• _Short task_
Filter these entries so that only lines with the word "forth" remain.

• _Data listing_
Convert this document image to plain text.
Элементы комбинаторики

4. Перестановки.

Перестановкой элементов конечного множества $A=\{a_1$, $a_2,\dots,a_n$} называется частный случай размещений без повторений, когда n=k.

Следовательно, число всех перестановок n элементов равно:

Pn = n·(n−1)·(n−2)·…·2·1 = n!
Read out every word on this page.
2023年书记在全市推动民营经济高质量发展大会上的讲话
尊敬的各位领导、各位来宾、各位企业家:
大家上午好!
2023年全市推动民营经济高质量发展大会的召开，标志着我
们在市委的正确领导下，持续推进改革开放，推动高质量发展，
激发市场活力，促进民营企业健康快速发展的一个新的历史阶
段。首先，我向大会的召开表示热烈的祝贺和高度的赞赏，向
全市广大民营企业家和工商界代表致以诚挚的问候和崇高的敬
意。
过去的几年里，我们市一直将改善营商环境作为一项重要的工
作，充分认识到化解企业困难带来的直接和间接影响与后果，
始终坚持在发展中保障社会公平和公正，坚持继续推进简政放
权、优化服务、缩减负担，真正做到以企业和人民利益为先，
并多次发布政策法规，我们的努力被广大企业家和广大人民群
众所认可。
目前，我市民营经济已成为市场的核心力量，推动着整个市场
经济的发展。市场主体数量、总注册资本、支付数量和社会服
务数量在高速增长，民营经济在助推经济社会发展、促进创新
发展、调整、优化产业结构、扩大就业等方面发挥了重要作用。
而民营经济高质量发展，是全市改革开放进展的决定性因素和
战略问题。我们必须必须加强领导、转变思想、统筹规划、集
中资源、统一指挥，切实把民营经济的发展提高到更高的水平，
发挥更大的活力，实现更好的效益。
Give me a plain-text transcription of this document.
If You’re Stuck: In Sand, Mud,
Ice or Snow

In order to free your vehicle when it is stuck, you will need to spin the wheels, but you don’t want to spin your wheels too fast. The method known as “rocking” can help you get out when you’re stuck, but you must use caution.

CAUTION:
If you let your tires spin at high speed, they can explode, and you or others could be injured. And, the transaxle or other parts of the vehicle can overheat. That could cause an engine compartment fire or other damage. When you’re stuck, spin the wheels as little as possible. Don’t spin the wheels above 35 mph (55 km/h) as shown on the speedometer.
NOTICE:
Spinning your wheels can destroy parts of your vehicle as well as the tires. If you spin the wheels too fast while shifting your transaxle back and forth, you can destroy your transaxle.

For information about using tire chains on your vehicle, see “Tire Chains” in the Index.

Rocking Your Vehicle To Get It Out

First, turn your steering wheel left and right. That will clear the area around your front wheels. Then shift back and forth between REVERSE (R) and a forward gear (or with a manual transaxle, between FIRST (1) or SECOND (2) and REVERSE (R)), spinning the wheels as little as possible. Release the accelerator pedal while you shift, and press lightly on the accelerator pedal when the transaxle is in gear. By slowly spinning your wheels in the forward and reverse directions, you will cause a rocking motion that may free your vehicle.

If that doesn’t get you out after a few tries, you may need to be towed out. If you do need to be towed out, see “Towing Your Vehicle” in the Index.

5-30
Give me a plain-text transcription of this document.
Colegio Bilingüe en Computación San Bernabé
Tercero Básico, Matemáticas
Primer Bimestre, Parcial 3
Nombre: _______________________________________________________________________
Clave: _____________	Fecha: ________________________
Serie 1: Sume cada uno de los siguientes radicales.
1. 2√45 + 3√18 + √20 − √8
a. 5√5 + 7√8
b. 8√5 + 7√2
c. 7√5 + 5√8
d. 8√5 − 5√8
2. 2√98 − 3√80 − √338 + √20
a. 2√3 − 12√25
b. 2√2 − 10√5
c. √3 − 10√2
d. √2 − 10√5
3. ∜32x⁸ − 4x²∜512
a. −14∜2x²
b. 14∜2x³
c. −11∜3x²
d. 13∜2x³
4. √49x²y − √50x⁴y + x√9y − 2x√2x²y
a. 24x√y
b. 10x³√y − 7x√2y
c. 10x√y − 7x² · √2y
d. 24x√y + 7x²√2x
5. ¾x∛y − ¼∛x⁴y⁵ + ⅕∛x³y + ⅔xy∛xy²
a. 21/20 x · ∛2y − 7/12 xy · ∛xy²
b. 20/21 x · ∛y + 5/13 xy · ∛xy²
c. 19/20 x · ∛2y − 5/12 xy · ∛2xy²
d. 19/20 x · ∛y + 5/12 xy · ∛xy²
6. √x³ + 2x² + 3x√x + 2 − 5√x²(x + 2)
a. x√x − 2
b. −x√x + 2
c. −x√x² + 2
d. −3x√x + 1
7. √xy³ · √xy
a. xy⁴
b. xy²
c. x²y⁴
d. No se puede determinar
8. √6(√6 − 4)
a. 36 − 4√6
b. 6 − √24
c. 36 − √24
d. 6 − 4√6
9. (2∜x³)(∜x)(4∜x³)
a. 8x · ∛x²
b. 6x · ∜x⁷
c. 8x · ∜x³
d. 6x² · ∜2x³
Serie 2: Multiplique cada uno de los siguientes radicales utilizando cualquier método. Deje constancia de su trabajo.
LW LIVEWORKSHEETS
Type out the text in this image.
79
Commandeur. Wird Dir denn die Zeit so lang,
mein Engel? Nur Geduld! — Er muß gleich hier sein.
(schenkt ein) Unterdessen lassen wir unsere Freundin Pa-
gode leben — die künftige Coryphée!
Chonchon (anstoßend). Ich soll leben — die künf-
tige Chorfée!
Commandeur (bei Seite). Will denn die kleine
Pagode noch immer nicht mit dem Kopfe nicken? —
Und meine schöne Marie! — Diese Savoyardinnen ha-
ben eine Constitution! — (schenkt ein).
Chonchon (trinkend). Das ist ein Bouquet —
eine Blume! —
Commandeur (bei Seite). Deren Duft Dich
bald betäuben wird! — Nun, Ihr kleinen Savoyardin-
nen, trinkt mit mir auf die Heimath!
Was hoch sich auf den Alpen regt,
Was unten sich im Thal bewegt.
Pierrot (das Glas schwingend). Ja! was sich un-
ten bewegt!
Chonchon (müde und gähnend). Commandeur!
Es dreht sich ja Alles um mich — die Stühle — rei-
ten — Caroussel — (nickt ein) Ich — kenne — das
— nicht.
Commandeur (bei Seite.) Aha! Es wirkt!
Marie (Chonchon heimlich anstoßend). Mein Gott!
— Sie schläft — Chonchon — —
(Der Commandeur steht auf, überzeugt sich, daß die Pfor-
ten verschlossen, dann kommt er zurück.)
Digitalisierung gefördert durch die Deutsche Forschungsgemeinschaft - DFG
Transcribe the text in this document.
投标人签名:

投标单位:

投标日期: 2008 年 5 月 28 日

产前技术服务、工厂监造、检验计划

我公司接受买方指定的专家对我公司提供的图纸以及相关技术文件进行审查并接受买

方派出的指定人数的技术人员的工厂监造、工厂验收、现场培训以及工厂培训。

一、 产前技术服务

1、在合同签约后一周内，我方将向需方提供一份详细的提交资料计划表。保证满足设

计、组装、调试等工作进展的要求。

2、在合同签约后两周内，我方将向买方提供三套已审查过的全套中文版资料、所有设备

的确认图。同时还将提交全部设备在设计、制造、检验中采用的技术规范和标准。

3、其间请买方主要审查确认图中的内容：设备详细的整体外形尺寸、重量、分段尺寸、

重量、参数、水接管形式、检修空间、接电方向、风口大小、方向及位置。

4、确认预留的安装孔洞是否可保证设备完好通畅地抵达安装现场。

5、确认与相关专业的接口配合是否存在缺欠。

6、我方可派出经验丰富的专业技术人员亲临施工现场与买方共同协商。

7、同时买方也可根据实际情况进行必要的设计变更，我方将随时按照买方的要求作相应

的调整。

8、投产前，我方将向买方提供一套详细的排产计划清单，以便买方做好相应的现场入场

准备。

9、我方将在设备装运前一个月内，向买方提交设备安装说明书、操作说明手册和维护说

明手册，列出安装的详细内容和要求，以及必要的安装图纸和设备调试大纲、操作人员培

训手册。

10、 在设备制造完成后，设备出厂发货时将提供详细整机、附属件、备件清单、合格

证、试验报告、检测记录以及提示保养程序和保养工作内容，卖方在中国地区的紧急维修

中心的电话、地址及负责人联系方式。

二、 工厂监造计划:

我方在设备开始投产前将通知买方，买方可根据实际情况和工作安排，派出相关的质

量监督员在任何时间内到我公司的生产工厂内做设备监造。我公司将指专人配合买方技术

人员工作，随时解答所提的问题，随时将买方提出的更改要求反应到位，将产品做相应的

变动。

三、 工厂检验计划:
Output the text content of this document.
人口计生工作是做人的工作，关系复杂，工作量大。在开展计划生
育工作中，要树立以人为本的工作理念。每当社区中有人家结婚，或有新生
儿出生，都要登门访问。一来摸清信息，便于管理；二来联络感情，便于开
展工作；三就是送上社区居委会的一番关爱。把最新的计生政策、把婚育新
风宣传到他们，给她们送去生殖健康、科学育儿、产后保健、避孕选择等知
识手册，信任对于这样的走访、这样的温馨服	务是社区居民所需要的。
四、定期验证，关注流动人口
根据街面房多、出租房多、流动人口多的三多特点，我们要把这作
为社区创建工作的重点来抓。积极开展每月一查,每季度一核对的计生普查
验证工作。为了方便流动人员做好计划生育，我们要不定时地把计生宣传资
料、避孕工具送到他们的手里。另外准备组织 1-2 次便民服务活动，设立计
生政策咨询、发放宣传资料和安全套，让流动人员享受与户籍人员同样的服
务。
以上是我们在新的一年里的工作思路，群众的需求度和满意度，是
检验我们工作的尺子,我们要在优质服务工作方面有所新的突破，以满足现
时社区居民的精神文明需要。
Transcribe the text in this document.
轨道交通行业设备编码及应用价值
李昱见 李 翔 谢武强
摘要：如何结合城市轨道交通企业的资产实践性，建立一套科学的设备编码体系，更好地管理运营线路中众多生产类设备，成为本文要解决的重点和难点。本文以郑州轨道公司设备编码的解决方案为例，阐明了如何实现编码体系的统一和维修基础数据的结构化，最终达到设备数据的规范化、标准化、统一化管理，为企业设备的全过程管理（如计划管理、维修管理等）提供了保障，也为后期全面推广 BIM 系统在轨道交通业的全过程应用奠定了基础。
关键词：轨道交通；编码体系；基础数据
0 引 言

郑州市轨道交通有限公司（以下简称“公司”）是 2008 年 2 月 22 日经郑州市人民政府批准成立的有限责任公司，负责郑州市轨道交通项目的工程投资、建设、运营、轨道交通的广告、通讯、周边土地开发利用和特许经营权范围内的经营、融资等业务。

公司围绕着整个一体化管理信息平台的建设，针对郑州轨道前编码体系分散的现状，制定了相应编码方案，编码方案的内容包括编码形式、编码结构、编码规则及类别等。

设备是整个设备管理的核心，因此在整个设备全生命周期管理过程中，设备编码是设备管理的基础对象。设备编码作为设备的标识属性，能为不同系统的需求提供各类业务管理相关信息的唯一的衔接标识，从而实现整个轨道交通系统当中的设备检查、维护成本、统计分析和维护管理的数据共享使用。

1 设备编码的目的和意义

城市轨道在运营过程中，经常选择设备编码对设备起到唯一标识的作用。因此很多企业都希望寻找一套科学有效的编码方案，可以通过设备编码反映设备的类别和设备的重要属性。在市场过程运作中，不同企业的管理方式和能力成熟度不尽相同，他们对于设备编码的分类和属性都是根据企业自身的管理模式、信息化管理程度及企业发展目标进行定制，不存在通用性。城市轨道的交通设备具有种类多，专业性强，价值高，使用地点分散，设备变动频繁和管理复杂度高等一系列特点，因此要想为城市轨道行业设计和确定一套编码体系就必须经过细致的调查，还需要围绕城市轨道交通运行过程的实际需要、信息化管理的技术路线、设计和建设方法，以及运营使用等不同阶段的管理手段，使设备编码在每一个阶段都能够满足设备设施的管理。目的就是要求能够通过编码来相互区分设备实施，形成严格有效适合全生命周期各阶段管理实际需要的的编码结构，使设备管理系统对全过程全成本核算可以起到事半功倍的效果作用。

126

• _Exercise result_
Spinning your wheels can destroy parts of your vehicle as well as the tires. If you spin the wheels too fast while shifting your transaxle back and forth, you can destroy your transaxle.
First, turn your steering wheel left and right. That will clear the area around your front wheels. Then shift back and forth between REVERSE (R) and a forward gear (or with a manual transaxle, between FIRST (1) or SECOND (2) and REVERSE (R)), spinning the wheels as little as possible. Release the accelerator pedal while you shift, and press lightly on the accelerator pedal when the transaxle is in gear. By slowly spinning your wheels in the forward and reverse directions, you will cause a rocking motion that may free your vehicle.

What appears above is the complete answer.